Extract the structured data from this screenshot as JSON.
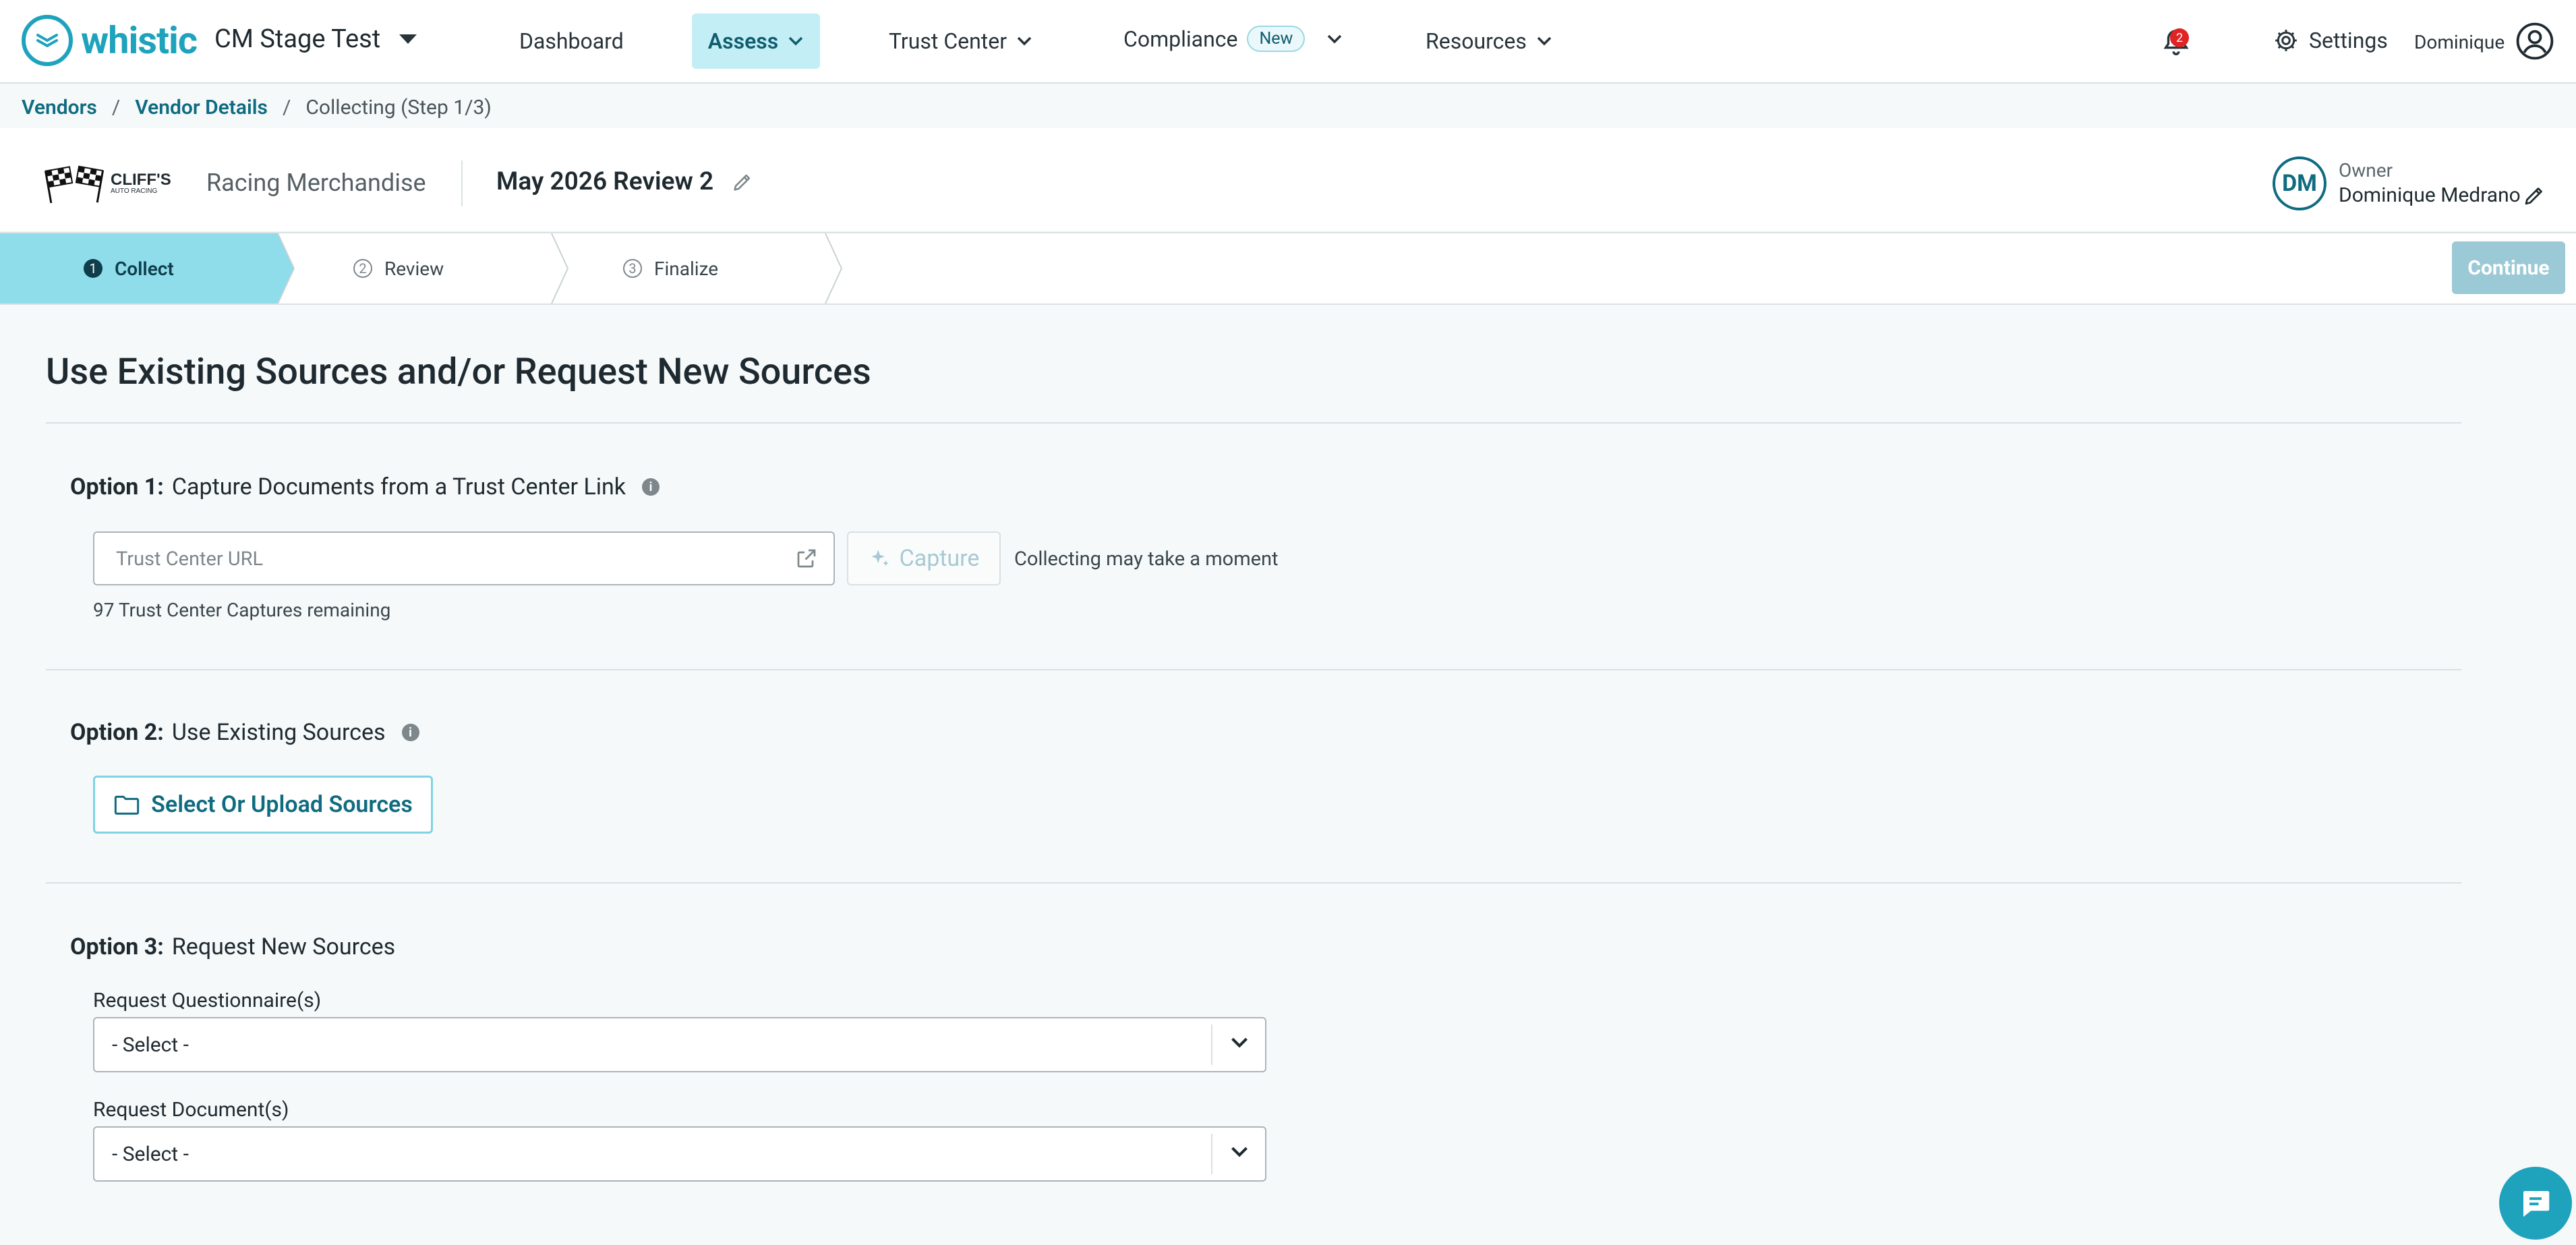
{
  "brand": {
    "name": "whistic",
    "org": "CM Stage Test"
  },
  "nav": {
    "dashboard": "Dashboard",
    "assess": "Assess",
    "trust_center": "Trust Center",
    "compliance": "Compliance",
    "new_badge": "New",
    "resources": "Resources",
    "notification_count": "2",
    "settings": "Settings",
    "user": "Dominique"
  },
  "breadcrumbs": {
    "vendors": "Vendors",
    "vendor_details": "Vendor Details",
    "current": "Collecting (Step 1/3)"
  },
  "header": {
    "vendor_logo_text": "CLIFF'S",
    "vendor_logo_sub": "AUTO RACING",
    "vendor_name": "Racing Merchandise",
    "review_title": "May 2026 Review 2",
    "owner_initials": "DM",
    "owner_label": "Owner",
    "owner_name": "Dominique Medrano"
  },
  "stepper": {
    "steps": [
      {
        "num": "1",
        "label": "Collect"
      },
      {
        "num": "2",
        "label": "Review"
      },
      {
        "num": "3",
        "label": "Finalize"
      }
    ],
    "continue": "Continue"
  },
  "main": {
    "title": "Use Existing Sources and/or Request New Sources",
    "option1": {
      "prefix": "Option 1:",
      "label": "Capture Documents from a Trust Center Link",
      "info": "i",
      "url_placeholder": "Trust Center URL",
      "capture": "Capture",
      "note": "Collecting may take a moment",
      "remaining": "97 Trust Center Captures remaining"
    },
    "option2": {
      "prefix": "Option 2:",
      "label": "Use Existing Sources",
      "info": "i",
      "button": "Select Or Upload Sources"
    },
    "option3": {
      "prefix": "Option 3:",
      "label": "Request New Sources",
      "questionnaire_label": "Request Questionnaire(s)",
      "questionnaire_value": "- Select -",
      "document_label": "Request Document(s)",
      "document_value": "- Select -"
    }
  },
  "colors": {
    "accent": "#1fa3bd",
    "active_step": "#8fdcea",
    "link": "#0f6b80",
    "continue_disabled": "#9cc9d6"
  },
  "icons": [
    "logo-icon",
    "chevron-down-icon",
    "bell-icon",
    "gear-icon",
    "user-circle-icon",
    "pencil-icon",
    "external-link-icon",
    "sparkle-icon",
    "folder-icon",
    "info-icon",
    "chat-icon"
  ]
}
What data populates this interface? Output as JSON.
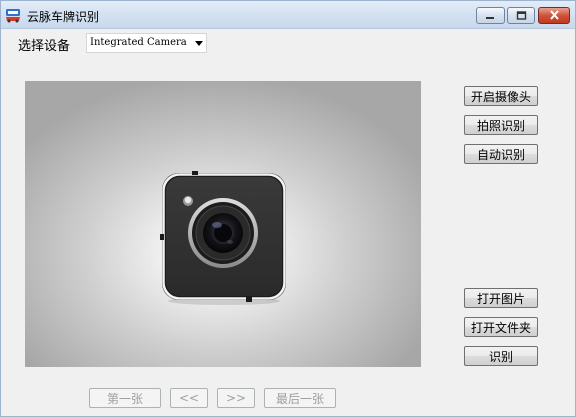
{
  "window": {
    "title": "云脉车牌识别",
    "icons": {
      "app": "car-plate-app-icon",
      "minimize": "minimize-icon",
      "maximize": "maximize-icon",
      "close": "close-icon"
    },
    "colors": {
      "close_button": "#c9432d",
      "titlebar": "#d6e3f2"
    }
  },
  "device": {
    "label": "选择设备",
    "selected": "Integrated Camera"
  },
  "preview": {
    "placeholder_icon": "camera-icon"
  },
  "buttons": {
    "open_camera": "开启摄像头",
    "capture_recognize": "拍照识别",
    "auto_recognize": "自动识别",
    "open_image": "打开图片",
    "open_folder": "打开文件夹",
    "recognize": "识别"
  },
  "navigation": {
    "first": "第一张",
    "prev": "<<",
    "next": ">>",
    "last": "最后一张"
  }
}
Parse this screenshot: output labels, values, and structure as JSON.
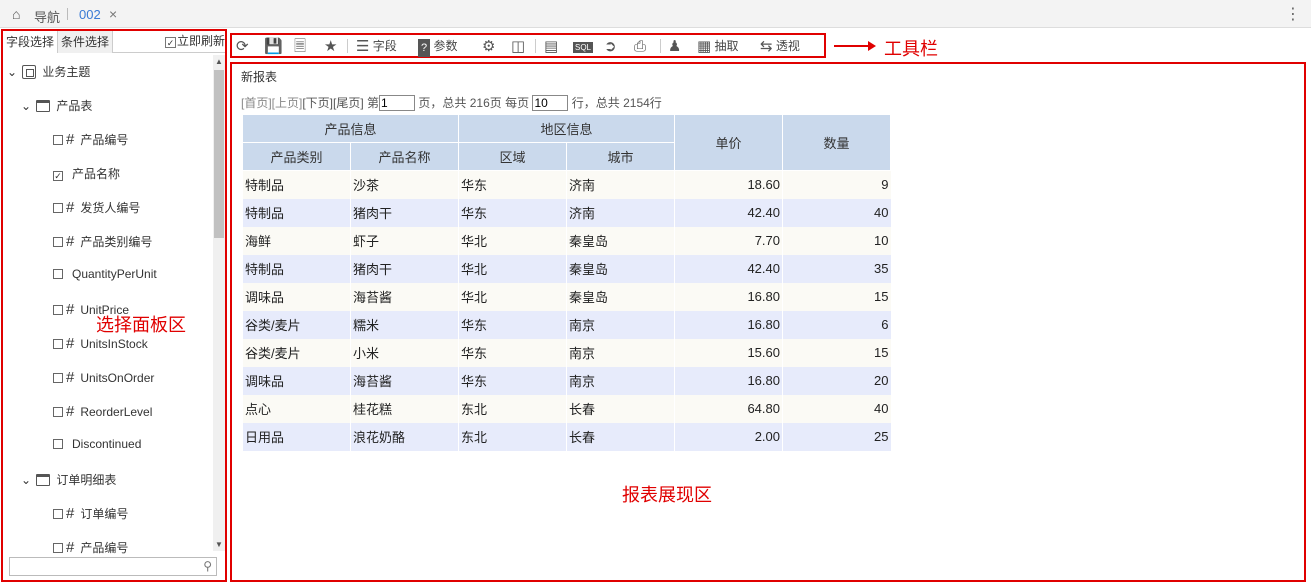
{
  "nav": {
    "label": "导航",
    "tab": "002",
    "close": "×",
    "more": "⋮"
  },
  "left_panel": {
    "tabs": [
      "字段选择",
      "条件选择"
    ],
    "refresh_label": "立即刷新",
    "tree": [
      {
        "label": "业务主题",
        "kind": "root"
      },
      {
        "label": "产品表",
        "kind": "table"
      },
      {
        "label": "产品编号",
        "kind": "num",
        "checked": false
      },
      {
        "label": "产品名称",
        "kind": "text",
        "checked": true
      },
      {
        "label": "发货人编号",
        "kind": "num",
        "checked": false
      },
      {
        "label": "产品类别编号",
        "kind": "num",
        "checked": false
      },
      {
        "label": "QuantityPerUnit",
        "kind": "text",
        "checked": false
      },
      {
        "label": "UnitPrice",
        "kind": "num",
        "checked": false
      },
      {
        "label": "UnitsInStock",
        "kind": "num",
        "checked": false
      },
      {
        "label": "UnitsOnOrder",
        "kind": "num",
        "checked": false
      },
      {
        "label": "ReorderLevel",
        "kind": "num",
        "checked": false
      },
      {
        "label": "Discontinued",
        "kind": "text",
        "checked": false
      },
      {
        "label": "订单明细表",
        "kind": "table"
      },
      {
        "label": "订单编号",
        "kind": "num",
        "checked": false
      },
      {
        "label": "产品编号",
        "kind": "num",
        "checked": false
      }
    ],
    "search_placeholder": ""
  },
  "toolbar": {
    "field_label": "字段",
    "param_label": "参数",
    "extract_label": "抽取",
    "pivot_label": "透视",
    "sql_label": "SQL"
  },
  "annotations": {
    "toolbar": "工具栏",
    "select_panel": "选择面板区",
    "report_area": "报表展现区"
  },
  "report": {
    "title": "新报表",
    "pager": {
      "first": "[首页]",
      "prev": "[上页]",
      "next": "[下页]",
      "last": "[尾页]",
      "page_prefix": "第",
      "page_value": "1",
      "page_suffix": "页，总共 216页 每页",
      "per_page_value": "10",
      "rows_suffix": "行，总共 2154行"
    },
    "group_headers": [
      "产品信息",
      "地区信息"
    ],
    "headers": [
      "产品类别",
      "产品名称",
      "区域",
      "城市",
      "单价",
      "数量"
    ],
    "rows": [
      [
        "特制品",
        "沙茶",
        "华东",
        "济南",
        "18.60",
        "9"
      ],
      [
        "特制品",
        "猪肉干",
        "华东",
        "济南",
        "42.40",
        "40"
      ],
      [
        "海鲜",
        "虾子",
        "华北",
        "秦皇岛",
        "7.70",
        "10"
      ],
      [
        "特制品",
        "猪肉干",
        "华北",
        "秦皇岛",
        "42.40",
        "35"
      ],
      [
        "调味品",
        "海苔酱",
        "华北",
        "秦皇岛",
        "16.80",
        "15"
      ],
      [
        "谷类/麦片",
        "糯米",
        "华东",
        "南京",
        "16.80",
        "6"
      ],
      [
        "谷类/麦片",
        "小米",
        "华东",
        "南京",
        "15.60",
        "15"
      ],
      [
        "调味品",
        "海苔酱",
        "华东",
        "南京",
        "16.80",
        "20"
      ],
      [
        "点心",
        "桂花糕",
        "东北",
        "长春",
        "64.80",
        "40"
      ],
      [
        "日用品",
        "浪花奶酪",
        "东北",
        "长春",
        "2.00",
        "25"
      ]
    ]
  }
}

........

- **Written problem**
Transcribe the records above exactly, leaving out every picture.

- **Result**
Extract the structured data from this screenshot as JSON.
{
  "brand": {
    "name": "whistic",
    "org": "CM Stage Test"
  },
  "nav": {
    "dashboard": "Dashboard",
    "assess": "Assess",
    "trust_center": "Trust Center",
    "compliance": "Compliance",
    "new_badge": "New",
    "resources": "Resources",
    "notification_count": "2",
    "settings": "Settings",
    "user": "Dominique"
  },
  "breadcrumbs": {
    "vendors": "Vendors",
    "vendor_details": "Vendor Details",
    "current": "Collecting (Step 1/3)"
  },
  "header": {
    "vendor_logo_text": "CLIFF'S",
    "vendor_logo_sub": "AUTO RACING",
    "vendor_name": "Racing Merchandise",
    "review_title": "May 2026 Review 2",
    "owner_initials": "DM",
    "owner_label": "Owner",
    "owner_name": "Dominique Medrano"
  },
  "stepper": {
    "steps": [
      {
        "num": "1",
        "label": "Collect"
      },
      {
        "num": "2",
        "label": "Review"
      },
      {
        "num": "3",
        "label": "Finalize"
      }
    ],
    "continue": "Continue"
  },
  "main": {
    "title": "Use Existing Sources and/or Request New Sources",
    "option1": {
      "prefix": "Option 1:",
      "label": "Capture Documents from a Trust Center Link",
      "info": "i",
      "url_placeholder": "Trust Center URL",
      "capture": "Capture",
      "note": "Collecting may take a moment",
      "remaining": "97 Trust Center Captures remaining"
    },
    "option2": {
      "prefix": "Option 2:",
      "label": "Use Existing Sources",
      "info": "i",
      "button": "Select Or Upload Sources"
    },
    "option3": {
      "prefix": "Option 3:",
      "label": "Request New Sources",
      "questionnaire_label": "Request Questionnaire(s)",
      "questionnaire_value": "- Select -",
      "document_label": "Request Document(s)",
      "document_value": "- Select -"
    }
  },
  "colors": {
    "accent": "#1fa3bd",
    "active_step": "#8fdcea",
    "link": "#0f6b80",
    "continue_disabled": "#9cc9d6"
  },
  "icons": [
    "logo-icon",
    "chevron-down-icon",
    "bell-icon",
    "gear-icon",
    "user-circle-icon",
    "pencil-icon",
    "external-link-icon",
    "sparkle-icon",
    "folder-icon",
    "info-icon",
    "chat-icon"
  ]
}
What data populates this interface? Output as JSON.
{
  "window": {
    "title": "云脉车牌识别",
    "icons": {
      "app": "car-plate-app-icon",
      "minimize": "minimize-icon",
      "maximize": "maximize-icon",
      "close": "close-icon"
    },
    "colors": {
      "close_button": "#c9432d",
      "titlebar": "#d6e3f2"
    }
  },
  "device": {
    "label": "选择设备",
    "selected": "Integrated Camera"
  },
  "preview": {
    "placeholder_icon": "camera-icon"
  },
  "buttons": {
    "open_camera": "开启摄像头",
    "capture_recognize": "拍照识别",
    "auto_recognize": "自动识别",
    "open_image": "打开图片",
    "open_folder": "打开文件夹",
    "recognize": "识别"
  },
  "navigation": {
    "first": "第一张",
    "prev": "<<",
    "next": ">>",
    "last": "最后一张"
  }
}
Parse this screenshot: output labels, values, and structure as JSON.
{
  "nav": {
    "label": "导航",
    "tab": "002",
    "close": "×",
    "more": "⋮"
  },
  "left_panel": {
    "tabs": [
      "字段选择",
      "条件选择"
    ],
    "refresh_label": "立即刷新",
    "tree": [
      {
        "label": "业务主题",
        "kind": "root"
      },
      {
        "label": "产品表",
        "kind": "table"
      },
      {
        "label": "产品编号",
        "kind": "num",
        "checked": false
      },
      {
        "label": "产品名称",
        "kind": "text",
        "checked": true
      },
      {
        "label": "发货人编号",
        "kind": "num",
        "checked": false
      },
      {
        "label": "产品类别编号",
        "kind": "num",
        "checked": false
      },
      {
        "label": "QuantityPerUnit",
        "kind": "text",
        "checked": false
      },
      {
        "label": "UnitPrice",
        "kind": "num",
        "checked": false
      },
      {
        "label": "UnitsInStock",
        "kind": "num",
        "checked": false
      },
      {
        "label": "UnitsOnOrder",
        "kind": "num",
        "checked": false
      },
      {
        "label": "ReorderLevel",
        "kind": "num",
        "checked": false
      },
      {
        "label": "Discontinued",
        "kind": "text",
        "checked": false
      },
      {
        "label": "订单明细表",
        "kind": "table"
      },
      {
        "label": "订单编号",
        "kind": "num",
        "checked": false
      },
      {
        "label": "产品编号",
        "kind": "num",
        "checked": false
      }
    ],
    "search_placeholder": ""
  },
  "toolbar": {
    "field_label": "字段",
    "param_label": "参数",
    "extract_label": "抽取",
    "pivot_label": "透视",
    "sql_label": "SQL"
  },
  "annotations": {
    "toolbar": "工具栏",
    "select_panel": "选择面板区",
    "report_area": "报表展现区"
  },
  "report": {
    "title": "新报表",
    "pager": {
      "first": "[首页]",
      "prev": "[上页]",
      "next": "[下页]",
      "last": "[尾页]",
      "page_prefix": "第",
      "page_value": "1",
      "page_suffix": "页，总共 216页 每页",
      "per_page_value": "10",
      "rows_suffix": "行，总共 2154行"
    },
    "group_headers": [
      "产品信息",
      "地区信息"
    ],
    "headers": [
      "产品类别",
      "产品名称",
      "区域",
      "城市",
      "单价",
      "数量"
    ],
    "rows": [
      [
        "特制品",
        "沙茶",
        "华东",
        "济南",
        "18.60",
        "9"
      ],
      [
        "特制品",
        "猪肉干",
        "华东",
        "济南",
        "42.40",
        "40"
      ],
      [
        "海鲜",
        "虾子",
        "华北",
        "秦皇岛",
        "7.70",
        "10"
      ],
      [
        "特制品",
        "猪肉干",
        "华北",
        "秦皇岛",
        "42.40",
        "35"
      ],
      [
        "调味品",
        "海苔酱",
        "华北",
        "秦皇岛",
        "16.80",
        "15"
      ],
      [
        "谷类/麦片",
        "糯米",
        "华东",
        "南京",
        "16.80",
        "6"
      ],
      [
        "谷类/麦片",
        "小米",
        "华东",
        "南京",
        "15.60",
        "15"
      ],
      [
        "调味品",
        "海苔酱",
        "华东",
        "南京",
        "16.80",
        "20"
      ],
      [
        "点心",
        "桂花糕",
        "东北",
        "长春",
        "64.80",
        "40"
      ],
      [
        "日用品",
        "浪花奶酪",
        "东北",
        "长春",
        "2.00",
        "25"
      ]
    ]
  }
}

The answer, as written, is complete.